> **Rows**:
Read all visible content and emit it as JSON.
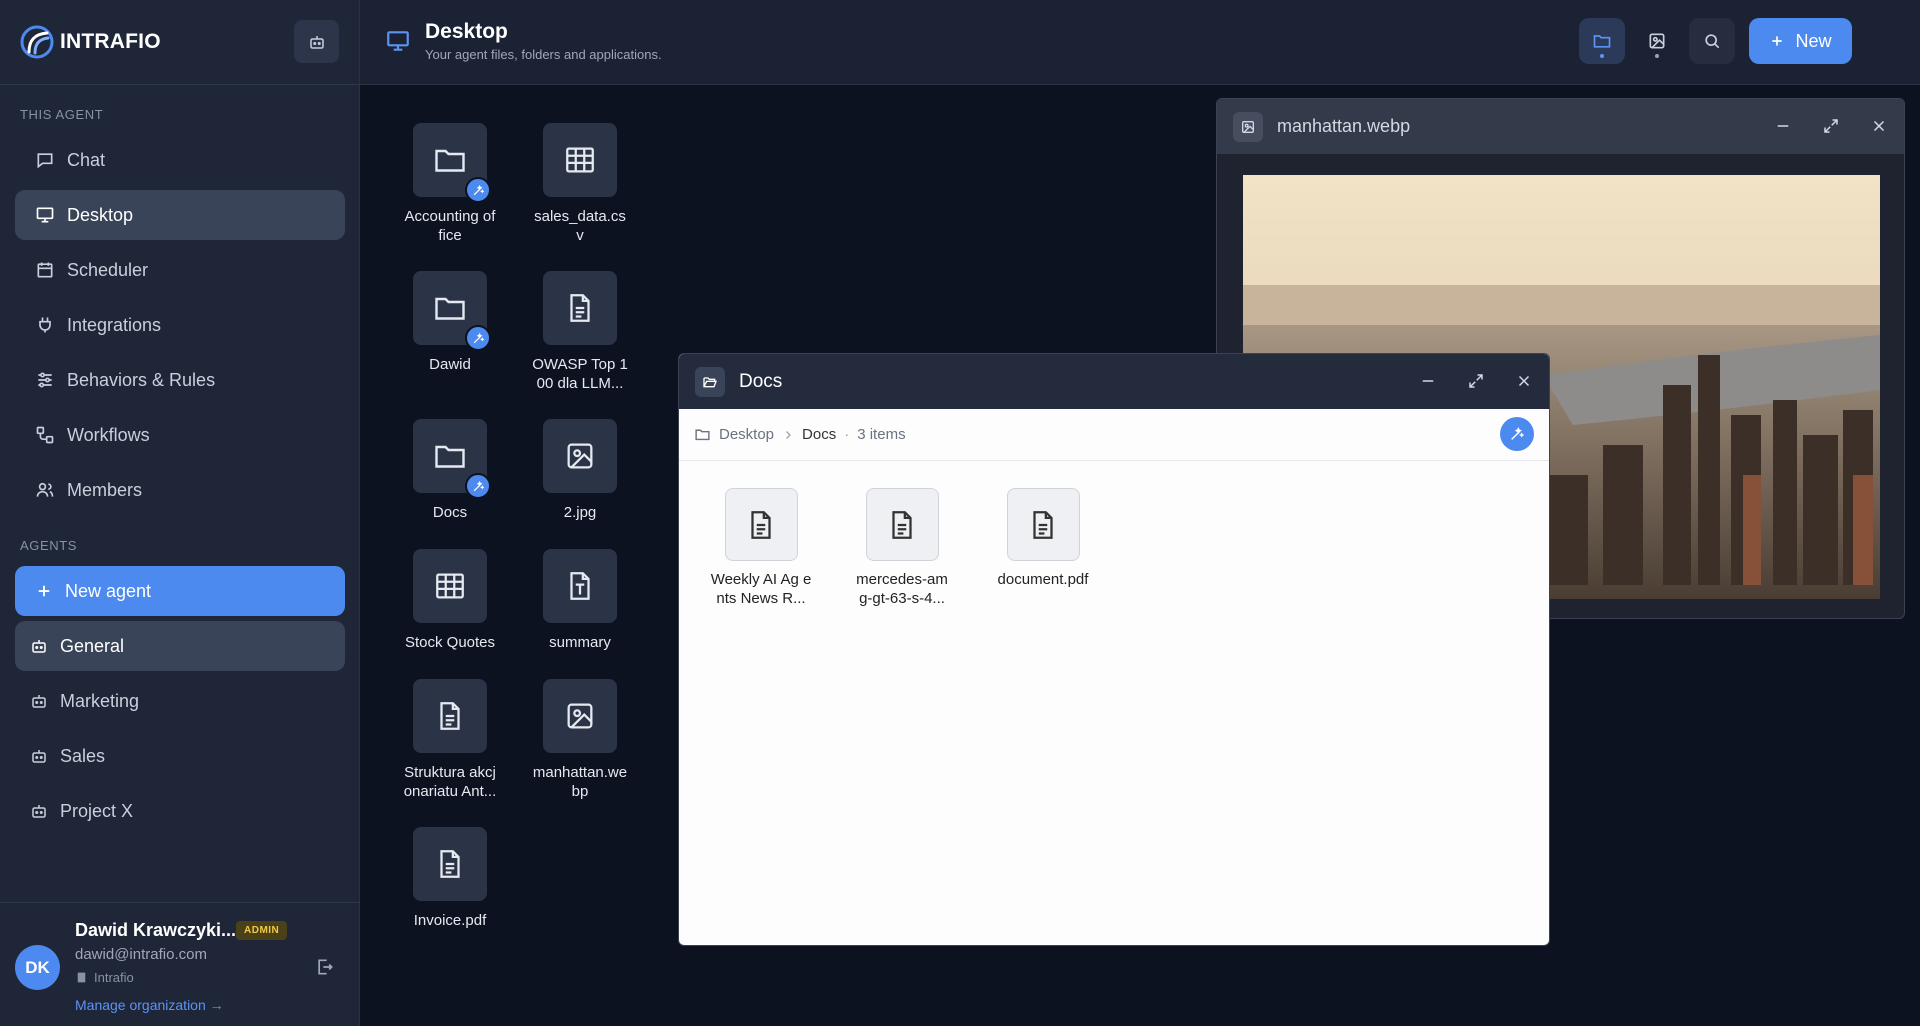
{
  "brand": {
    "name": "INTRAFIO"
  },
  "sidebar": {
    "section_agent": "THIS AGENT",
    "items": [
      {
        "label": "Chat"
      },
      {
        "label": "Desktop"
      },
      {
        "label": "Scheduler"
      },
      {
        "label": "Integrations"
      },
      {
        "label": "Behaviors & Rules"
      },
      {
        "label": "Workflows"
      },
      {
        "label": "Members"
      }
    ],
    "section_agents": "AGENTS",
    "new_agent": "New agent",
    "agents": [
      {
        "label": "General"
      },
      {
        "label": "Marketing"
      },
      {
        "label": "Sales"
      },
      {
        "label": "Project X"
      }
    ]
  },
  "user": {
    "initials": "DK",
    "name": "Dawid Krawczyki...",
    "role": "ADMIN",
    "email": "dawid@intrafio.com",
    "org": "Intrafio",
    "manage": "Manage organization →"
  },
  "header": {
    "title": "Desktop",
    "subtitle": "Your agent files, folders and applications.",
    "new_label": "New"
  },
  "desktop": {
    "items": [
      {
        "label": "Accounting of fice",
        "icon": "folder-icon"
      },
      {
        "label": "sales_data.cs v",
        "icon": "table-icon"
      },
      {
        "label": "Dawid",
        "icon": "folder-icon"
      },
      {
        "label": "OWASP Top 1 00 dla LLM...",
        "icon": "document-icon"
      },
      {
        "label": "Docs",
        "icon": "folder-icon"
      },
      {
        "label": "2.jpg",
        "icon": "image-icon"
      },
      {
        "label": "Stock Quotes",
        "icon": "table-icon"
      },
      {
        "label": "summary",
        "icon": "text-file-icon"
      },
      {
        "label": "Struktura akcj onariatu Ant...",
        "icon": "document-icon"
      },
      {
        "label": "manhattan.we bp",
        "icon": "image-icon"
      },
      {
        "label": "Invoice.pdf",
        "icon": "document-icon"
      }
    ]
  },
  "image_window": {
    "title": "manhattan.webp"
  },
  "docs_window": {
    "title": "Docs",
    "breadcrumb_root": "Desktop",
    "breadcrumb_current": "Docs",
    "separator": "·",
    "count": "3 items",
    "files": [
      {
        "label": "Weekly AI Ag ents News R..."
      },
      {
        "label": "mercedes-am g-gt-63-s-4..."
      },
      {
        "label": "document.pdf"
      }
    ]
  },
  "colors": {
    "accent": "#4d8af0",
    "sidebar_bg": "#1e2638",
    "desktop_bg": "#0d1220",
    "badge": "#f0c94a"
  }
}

> **Written instruction**:
Reproduce the listing exactly. Leave its pictures out.

> **Final result**:
Read all visible content and emit it as JSON.
{
  "brand": {
    "name": "INTRAFIO"
  },
  "sidebar": {
    "section_agent": "THIS AGENT",
    "items": [
      {
        "label": "Chat"
      },
      {
        "label": "Desktop"
      },
      {
        "label": "Scheduler"
      },
      {
        "label": "Integrations"
      },
      {
        "label": "Behaviors & Rules"
      },
      {
        "label": "Workflows"
      },
      {
        "label": "Members"
      }
    ],
    "section_agents": "AGENTS",
    "new_agent": "New agent",
    "agents": [
      {
        "label": "General"
      },
      {
        "label": "Marketing"
      },
      {
        "label": "Sales"
      },
      {
        "label": "Project X"
      }
    ]
  },
  "user": {
    "initials": "DK",
    "name": "Dawid Krawczyki...",
    "role": "ADMIN",
    "email": "dawid@intrafio.com",
    "org": "Intrafio",
    "manage": "Manage organization →"
  },
  "header": {
    "title": "Desktop",
    "subtitle": "Your agent files, folders and applications.",
    "new_label": "New"
  },
  "desktop": {
    "items": [
      {
        "label": "Accounting of fice",
        "icon": "folder-icon"
      },
      {
        "label": "sales_data.cs v",
        "icon": "table-icon"
      },
      {
        "label": "Dawid",
        "icon": "folder-icon"
      },
      {
        "label": "OWASP Top 1 00 dla LLM...",
        "icon": "document-icon"
      },
      {
        "label": "Docs",
        "icon": "folder-icon"
      },
      {
        "label": "2.jpg",
        "icon": "image-icon"
      },
      {
        "label": "Stock Quotes",
        "icon": "table-icon"
      },
      {
        "label": "summary",
        "icon": "text-file-icon"
      },
      {
        "label": "Struktura akcj onariatu Ant...",
        "icon": "document-icon"
      },
      {
        "label": "manhattan.we bp",
        "icon": "image-icon"
      },
      {
        "label": "Invoice.pdf",
        "icon": "document-icon"
      }
    ]
  },
  "image_window": {
    "title": "manhattan.webp"
  },
  "docs_window": {
    "title": "Docs",
    "breadcrumb_root": "Desktop",
    "breadcrumb_current": "Docs",
    "separator": "·",
    "count": "3 items",
    "files": [
      {
        "label": "Weekly AI Ag ents News R..."
      },
      {
        "label": "mercedes-am g-gt-63-s-4..."
      },
      {
        "label": "document.pdf"
      }
    ]
  },
  "colors": {
    "accent": "#4d8af0",
    "sidebar_bg": "#1e2638",
    "desktop_bg": "#0d1220",
    "badge": "#f0c94a"
  }
}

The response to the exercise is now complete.